Job: Present the following entries again, word for word and in full.

(Records from a dataset)
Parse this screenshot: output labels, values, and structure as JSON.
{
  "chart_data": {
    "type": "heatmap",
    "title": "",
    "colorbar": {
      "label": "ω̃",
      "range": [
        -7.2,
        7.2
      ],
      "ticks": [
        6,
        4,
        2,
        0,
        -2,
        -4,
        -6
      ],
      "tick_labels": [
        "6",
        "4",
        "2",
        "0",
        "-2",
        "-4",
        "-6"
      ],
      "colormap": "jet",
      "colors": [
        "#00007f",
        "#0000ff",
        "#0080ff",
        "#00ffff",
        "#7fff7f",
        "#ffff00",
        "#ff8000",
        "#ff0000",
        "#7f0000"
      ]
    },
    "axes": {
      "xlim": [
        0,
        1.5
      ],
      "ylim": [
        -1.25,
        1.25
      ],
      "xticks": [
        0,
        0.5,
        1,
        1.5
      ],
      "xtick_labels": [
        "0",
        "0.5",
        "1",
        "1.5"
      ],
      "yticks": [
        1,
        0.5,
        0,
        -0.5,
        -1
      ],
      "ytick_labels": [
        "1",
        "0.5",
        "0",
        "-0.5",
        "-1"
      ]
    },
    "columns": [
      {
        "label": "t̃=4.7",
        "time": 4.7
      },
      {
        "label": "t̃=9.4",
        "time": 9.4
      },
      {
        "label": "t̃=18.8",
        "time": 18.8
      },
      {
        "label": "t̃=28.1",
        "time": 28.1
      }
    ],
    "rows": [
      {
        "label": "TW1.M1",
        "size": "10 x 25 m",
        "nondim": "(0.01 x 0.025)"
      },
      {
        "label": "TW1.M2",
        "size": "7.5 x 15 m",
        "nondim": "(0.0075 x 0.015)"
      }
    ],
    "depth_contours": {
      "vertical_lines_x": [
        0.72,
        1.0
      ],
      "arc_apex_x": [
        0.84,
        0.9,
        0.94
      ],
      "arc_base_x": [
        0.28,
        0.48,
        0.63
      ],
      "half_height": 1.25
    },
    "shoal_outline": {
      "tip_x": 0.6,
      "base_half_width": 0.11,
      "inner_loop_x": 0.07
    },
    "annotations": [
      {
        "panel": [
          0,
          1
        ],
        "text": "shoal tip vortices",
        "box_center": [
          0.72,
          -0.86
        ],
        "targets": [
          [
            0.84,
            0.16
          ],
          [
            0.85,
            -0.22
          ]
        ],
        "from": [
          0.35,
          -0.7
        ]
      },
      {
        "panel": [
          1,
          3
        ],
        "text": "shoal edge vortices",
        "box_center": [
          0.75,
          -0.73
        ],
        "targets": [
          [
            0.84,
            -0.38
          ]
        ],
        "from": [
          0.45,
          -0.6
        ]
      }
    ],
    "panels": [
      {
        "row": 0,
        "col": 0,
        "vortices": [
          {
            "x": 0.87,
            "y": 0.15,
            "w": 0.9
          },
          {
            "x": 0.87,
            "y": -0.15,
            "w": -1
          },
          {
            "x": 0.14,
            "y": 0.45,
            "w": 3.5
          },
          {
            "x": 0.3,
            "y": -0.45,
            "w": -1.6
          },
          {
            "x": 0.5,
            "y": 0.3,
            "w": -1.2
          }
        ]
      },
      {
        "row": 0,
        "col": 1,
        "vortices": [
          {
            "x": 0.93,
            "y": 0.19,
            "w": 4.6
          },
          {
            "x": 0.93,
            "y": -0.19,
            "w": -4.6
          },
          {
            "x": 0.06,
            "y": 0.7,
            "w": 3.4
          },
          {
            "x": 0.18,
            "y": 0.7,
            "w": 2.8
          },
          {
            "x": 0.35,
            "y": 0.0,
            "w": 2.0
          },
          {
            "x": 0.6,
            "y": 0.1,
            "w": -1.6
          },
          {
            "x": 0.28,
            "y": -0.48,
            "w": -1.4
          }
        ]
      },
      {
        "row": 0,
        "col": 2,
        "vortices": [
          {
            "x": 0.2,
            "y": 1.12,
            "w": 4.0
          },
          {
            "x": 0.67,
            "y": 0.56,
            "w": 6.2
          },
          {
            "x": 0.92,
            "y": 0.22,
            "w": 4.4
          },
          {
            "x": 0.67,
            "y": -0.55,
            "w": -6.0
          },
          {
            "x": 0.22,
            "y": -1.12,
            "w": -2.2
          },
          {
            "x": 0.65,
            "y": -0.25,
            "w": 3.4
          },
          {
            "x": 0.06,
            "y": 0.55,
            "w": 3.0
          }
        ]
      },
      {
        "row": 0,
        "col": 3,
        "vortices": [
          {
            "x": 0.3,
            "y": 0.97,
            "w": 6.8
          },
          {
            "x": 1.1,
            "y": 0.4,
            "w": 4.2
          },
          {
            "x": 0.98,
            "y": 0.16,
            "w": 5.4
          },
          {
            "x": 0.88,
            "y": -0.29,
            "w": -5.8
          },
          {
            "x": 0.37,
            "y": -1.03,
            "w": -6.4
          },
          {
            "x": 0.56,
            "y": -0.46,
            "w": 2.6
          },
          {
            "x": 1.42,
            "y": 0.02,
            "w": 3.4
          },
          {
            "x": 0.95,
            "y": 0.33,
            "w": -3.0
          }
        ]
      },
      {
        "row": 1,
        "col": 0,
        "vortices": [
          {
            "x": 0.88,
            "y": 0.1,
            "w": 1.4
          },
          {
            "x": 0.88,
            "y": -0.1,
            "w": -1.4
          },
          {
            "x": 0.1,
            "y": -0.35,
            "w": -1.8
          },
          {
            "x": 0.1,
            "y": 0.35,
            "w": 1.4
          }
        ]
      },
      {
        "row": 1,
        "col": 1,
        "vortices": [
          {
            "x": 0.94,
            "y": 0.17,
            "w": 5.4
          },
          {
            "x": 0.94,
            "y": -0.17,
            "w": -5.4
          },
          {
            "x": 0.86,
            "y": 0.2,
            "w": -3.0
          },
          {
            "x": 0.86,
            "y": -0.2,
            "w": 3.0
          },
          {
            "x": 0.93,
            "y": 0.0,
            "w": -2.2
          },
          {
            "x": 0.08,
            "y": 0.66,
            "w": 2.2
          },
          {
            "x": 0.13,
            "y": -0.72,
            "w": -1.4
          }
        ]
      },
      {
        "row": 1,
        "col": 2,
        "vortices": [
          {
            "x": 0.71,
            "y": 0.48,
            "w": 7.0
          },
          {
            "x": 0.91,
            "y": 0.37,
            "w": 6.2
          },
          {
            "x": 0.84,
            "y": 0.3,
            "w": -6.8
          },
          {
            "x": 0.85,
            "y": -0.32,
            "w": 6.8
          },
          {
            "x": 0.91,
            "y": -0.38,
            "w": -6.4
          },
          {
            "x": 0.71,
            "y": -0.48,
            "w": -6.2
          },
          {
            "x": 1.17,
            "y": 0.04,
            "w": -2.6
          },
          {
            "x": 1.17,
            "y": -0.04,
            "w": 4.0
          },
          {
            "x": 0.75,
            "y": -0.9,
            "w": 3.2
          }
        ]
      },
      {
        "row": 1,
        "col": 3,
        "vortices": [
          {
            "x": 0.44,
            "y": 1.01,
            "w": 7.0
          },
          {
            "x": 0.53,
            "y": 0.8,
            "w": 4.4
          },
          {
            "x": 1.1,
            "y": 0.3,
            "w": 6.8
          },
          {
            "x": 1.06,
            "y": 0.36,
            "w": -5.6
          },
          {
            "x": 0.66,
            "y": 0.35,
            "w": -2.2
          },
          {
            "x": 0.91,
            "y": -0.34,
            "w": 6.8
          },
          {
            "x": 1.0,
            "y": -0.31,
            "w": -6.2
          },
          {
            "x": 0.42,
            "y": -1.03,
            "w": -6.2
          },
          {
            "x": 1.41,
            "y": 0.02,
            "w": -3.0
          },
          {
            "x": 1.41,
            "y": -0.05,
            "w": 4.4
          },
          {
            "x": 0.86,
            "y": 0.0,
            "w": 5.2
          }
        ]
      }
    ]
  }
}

The answer:
Parse this screenshot: output labels, values, and structure as JSON.
{
  "chart_data": {
    "type": "heatmap",
    "title": "",
    "colorbar": {
      "label": "ω̃",
      "range": [
        -7.2,
        7.2
      ],
      "ticks": [
        6,
        4,
        2,
        0,
        -2,
        -4,
        -6
      ],
      "tick_labels": [
        "6",
        "4",
        "2",
        "0",
        "-2",
        "-4",
        "-6"
      ],
      "colormap": "jet",
      "colors": [
        "#00007f",
        "#0000ff",
        "#0080ff",
        "#00ffff",
        "#7fff7f",
        "#ffff00",
        "#ff8000",
        "#ff0000",
        "#7f0000"
      ]
    },
    "axes": {
      "xlim": [
        0,
        1.5
      ],
      "ylim": [
        -1.25,
        1.25
      ],
      "xticks": [
        0,
        0.5,
        1,
        1.5
      ],
      "xtick_labels": [
        "0",
        "0.5",
        "1",
        "1.5"
      ],
      "yticks": [
        1,
        0.5,
        0,
        -0.5,
        -1
      ],
      "ytick_labels": [
        "1",
        "0.5",
        "0",
        "-0.5",
        "-1"
      ]
    },
    "columns": [
      {
        "label": "t̃=4.7",
        "time": 4.7
      },
      {
        "label": "t̃=9.4",
        "time": 9.4
      },
      {
        "label": "t̃=18.8",
        "time": 18.8
      },
      {
        "label": "t̃=28.1",
        "time": 28.1
      }
    ],
    "rows": [
      {
        "label": "TW1.M1",
        "size": "10 x 25 m",
        "nondim": "(0.01 x 0.025)"
      },
      {
        "label": "TW1.M2",
        "size": "7.5 x 15 m",
        "nondim": "(0.0075 x 0.015)"
      }
    ],
    "depth_contours": {
      "vertical_lines_x": [
        0.72,
        1.0
      ],
      "arc_apex_x": [
        0.84,
        0.9,
        0.94
      ],
      "arc_base_x": [
        0.28,
        0.48,
        0.63
      ],
      "half_height": 1.25
    },
    "shoal_outline": {
      "tip_x": 0.6,
      "base_half_width": 0.11,
      "inner_loop_x": 0.07
    },
    "annotations": [
      {
        "panel": [
          0,
          1
        ],
        "text": "shoal tip vortices",
        "box_center": [
          0.72,
          -0.86
        ],
        "targets": [
          [
            0.84,
            0.16
          ],
          [
            0.85,
            -0.22
          ]
        ],
        "from": [
          0.35,
          -0.7
        ]
      },
      {
        "panel": [
          1,
          3
        ],
        "text": "shoal edge vortices",
        "box_center": [
          0.75,
          -0.73
        ],
        "targets": [
          [
            0.84,
            -0.38
          ]
        ],
        "from": [
          0.45,
          -0.6
        ]
      }
    ],
    "panels": [
      {
        "row": 0,
        "col": 0,
        "vortices": [
          {
            "x": 0.87,
            "y": 0.15,
            "w": 0.9
          },
          {
            "x": 0.87,
            "y": -0.15,
            "w": -1
          },
          {
            "x": 0.14,
            "y": 0.45,
            "w": 3.5
          },
          {
            "x": 0.3,
            "y": -0.45,
            "w": -1.6
          },
          {
            "x": 0.5,
            "y": 0.3,
            "w": -1.2
          }
        ]
      },
      {
        "row": 0,
        "col": 1,
        "vortices": [
          {
            "x": 0.93,
            "y": 0.19,
            "w": 4.6
          },
          {
            "x": 0.93,
            "y": -0.19,
            "w": -4.6
          },
          {
            "x": 0.06,
            "y": 0.7,
            "w": 3.4
          },
          {
            "x": 0.18,
            "y": 0.7,
            "w": 2.8
          },
          {
            "x": 0.35,
            "y": 0.0,
            "w": 2.0
          },
          {
            "x": 0.6,
            "y": 0.1,
            "w": -1.6
          },
          {
            "x": 0.28,
            "y": -0.48,
            "w": -1.4
          }
        ]
      },
      {
        "row": 0,
        "col": 2,
        "vortices": [
          {
            "x": 0.2,
            "y": 1.12,
            "w": 4.0
          },
          {
            "x": 0.67,
            "y": 0.56,
            "w": 6.2
          },
          {
            "x": 0.92,
            "y": 0.22,
            "w": 4.4
          },
          {
            "x": 0.67,
            "y": -0.55,
            "w": -6.0
          },
          {
            "x": 0.22,
            "y": -1.12,
            "w": -2.2
          },
          {
            "x": 0.65,
            "y": -0.25,
            "w": 3.4
          },
          {
            "x": 0.06,
            "y": 0.55,
            "w": 3.0
          }
        ]
      },
      {
        "row": 0,
        "col": 3,
        "vortices": [
          {
            "x": 0.3,
            "y": 0.97,
            "w": 6.8
          },
          {
            "x": 1.1,
            "y": 0.4,
            "w": 4.2
          },
          {
            "x": 0.98,
            "y": 0.16,
            "w": 5.4
          },
          {
            "x": 0.88,
            "y": -0.29,
            "w": -5.8
          },
          {
            "x": 0.37,
            "y": -1.03,
            "w": -6.4
          },
          {
            "x": 0.56,
            "y": -0.46,
            "w": 2.6
          },
          {
            "x": 1.42,
            "y": 0.02,
            "w": 3.4
          },
          {
            "x": 0.95,
            "y": 0.33,
            "w": -3.0
          }
        ]
      },
      {
        "row": 1,
        "col": 0,
        "vortices": [
          {
            "x": 0.88,
            "y": 0.1,
            "w": 1.4
          },
          {
            "x": 0.88,
            "y": -0.1,
            "w": -1.4
          },
          {
            "x": 0.1,
            "y": -0.35,
            "w": -1.8
          },
          {
            "x": 0.1,
            "y": 0.35,
            "w": 1.4
          }
        ]
      },
      {
        "row": 1,
        "col": 1,
        "vortices": [
          {
            "x": 0.94,
            "y": 0.17,
            "w": 5.4
          },
          {
            "x": 0.94,
            "y": -0.17,
            "w": -5.4
          },
          {
            "x": 0.86,
            "y": 0.2,
            "w": -3.0
          },
          {
            "x": 0.86,
            "y": -0.2,
            "w": 3.0
          },
          {
            "x": 0.93,
            "y": 0.0,
            "w": -2.2
          },
          {
            "x": 0.08,
            "y": 0.66,
            "w": 2.2
          },
          {
            "x": 0.13,
            "y": -0.72,
            "w": -1.4
          }
        ]
      },
      {
        "row": 1,
        "col": 2,
        "vortices": [
          {
            "x": 0.71,
            "y": 0.48,
            "w": 7.0
          },
          {
            "x": 0.91,
            "y": 0.37,
            "w": 6.2
          },
          {
            "x": 0.84,
            "y": 0.3,
            "w": -6.8
          },
          {
            "x": 0.85,
            "y": -0.32,
            "w": 6.8
          },
          {
            "x": 0.91,
            "y": -0.38,
            "w": -6.4
          },
          {
            "x": 0.71,
            "y": -0.48,
            "w": -6.2
          },
          {
            "x": 1.17,
            "y": 0.04,
            "w": -2.6
          },
          {
            "x": 1.17,
            "y": -0.04,
            "w": 4.0
          },
          {
            "x": 0.75,
            "y": -0.9,
            "w": 3.2
          }
        ]
      },
      {
        "row": 1,
        "col": 3,
        "vortices": [
          {
            "x": 0.44,
            "y": 1.01,
            "w": 7.0
          },
          {
            "x": 0.53,
            "y": 0.8,
            "w": 4.4
          },
          {
            "x": 1.1,
            "y": 0.3,
            "w": 6.8
          },
          {
            "x": 1.06,
            "y": 0.36,
            "w": -5.6
          },
          {
            "x": 0.66,
            "y": 0.35,
            "w": -2.2
          },
          {
            "x": 0.91,
            "y": -0.34,
            "w": 6.8
          },
          {
            "x": 1.0,
            "y": -0.31,
            "w": -6.2
          },
          {
            "x": 0.42,
            "y": -1.03,
            "w": -6.2
          },
          {
            "x": 1.41,
            "y": 0.02,
            "w": -3.0
          },
          {
            "x": 1.41,
            "y": -0.05,
            "w": 4.4
          },
          {
            "x": 0.86,
            "y": 0.0,
            "w": 5.2
          }
        ]
      }
    ]
  }
}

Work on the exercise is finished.